Data records
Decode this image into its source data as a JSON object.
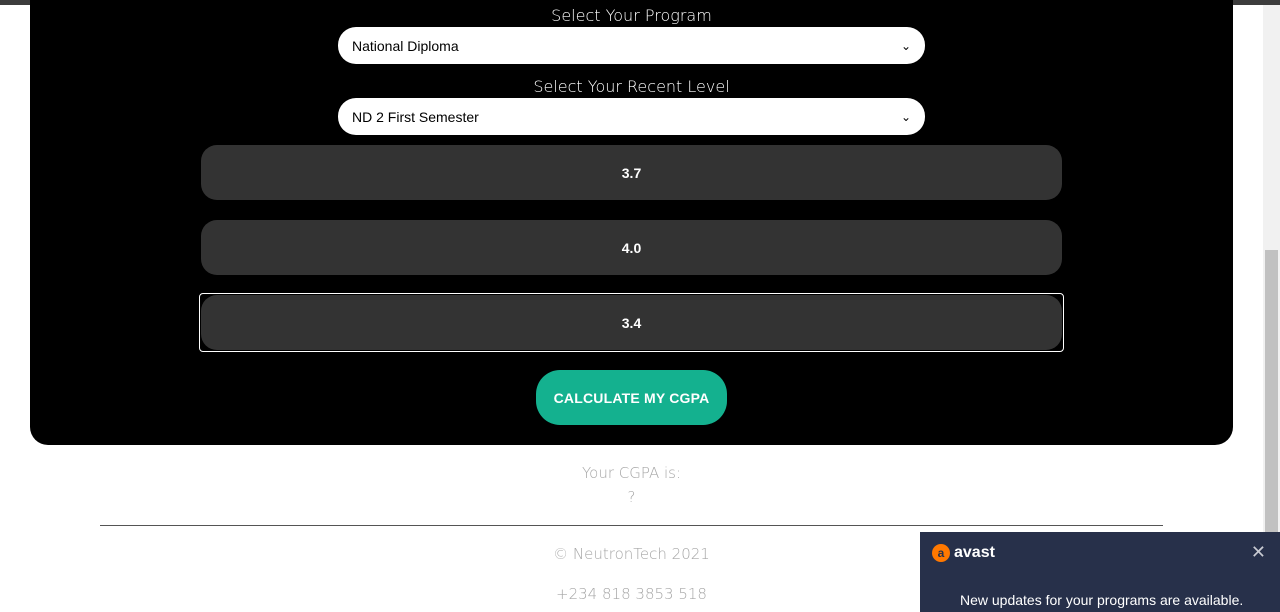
{
  "program": {
    "label": "Select Your Program",
    "selected": "National Diploma"
  },
  "level": {
    "label": "Select Your Recent Level",
    "selected": "ND 2 First Semester"
  },
  "gpa_inputs": [
    "3.7",
    "4.0",
    "3.4"
  ],
  "calculate_button": "CALCULATE MY CGPA",
  "result": {
    "label": "Your CGPA is:",
    "value": "?"
  },
  "footer": {
    "copyright": "© NeutronTech 2021",
    "phone": "+234 818 3853 518"
  },
  "avast_popup": {
    "brand": "avast",
    "message": "New updates for your programs are available.",
    "close_icon": "close-icon"
  },
  "colors": {
    "accent": "#14b18f",
    "panel": "#000000",
    "input_bg": "#333333",
    "popup_bg": "#27304a",
    "avast_orange": "#ff7800"
  }
}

### Short problem
Verbatim reproduction of every record is required; images are left out.

### Exercise solution
Decode this image into its source data as a JSON object.
{
  "program": {
    "label": "Select Your Program",
    "selected": "National Diploma"
  },
  "level": {
    "label": "Select Your Recent Level",
    "selected": "ND 2 First Semester"
  },
  "gpa_inputs": [
    "3.7",
    "4.0",
    "3.4"
  ],
  "calculate_button": "CALCULATE MY CGPA",
  "result": {
    "label": "Your CGPA is:",
    "value": "?"
  },
  "footer": {
    "copyright": "© NeutronTech 2021",
    "phone": "+234 818 3853 518"
  },
  "avast_popup": {
    "brand": "avast",
    "message": "New updates for your programs are available.",
    "close_icon": "close-icon"
  },
  "colors": {
    "accent": "#14b18f",
    "panel": "#000000",
    "input_bg": "#333333",
    "popup_bg": "#27304a",
    "avast_orange": "#ff7800"
  }
}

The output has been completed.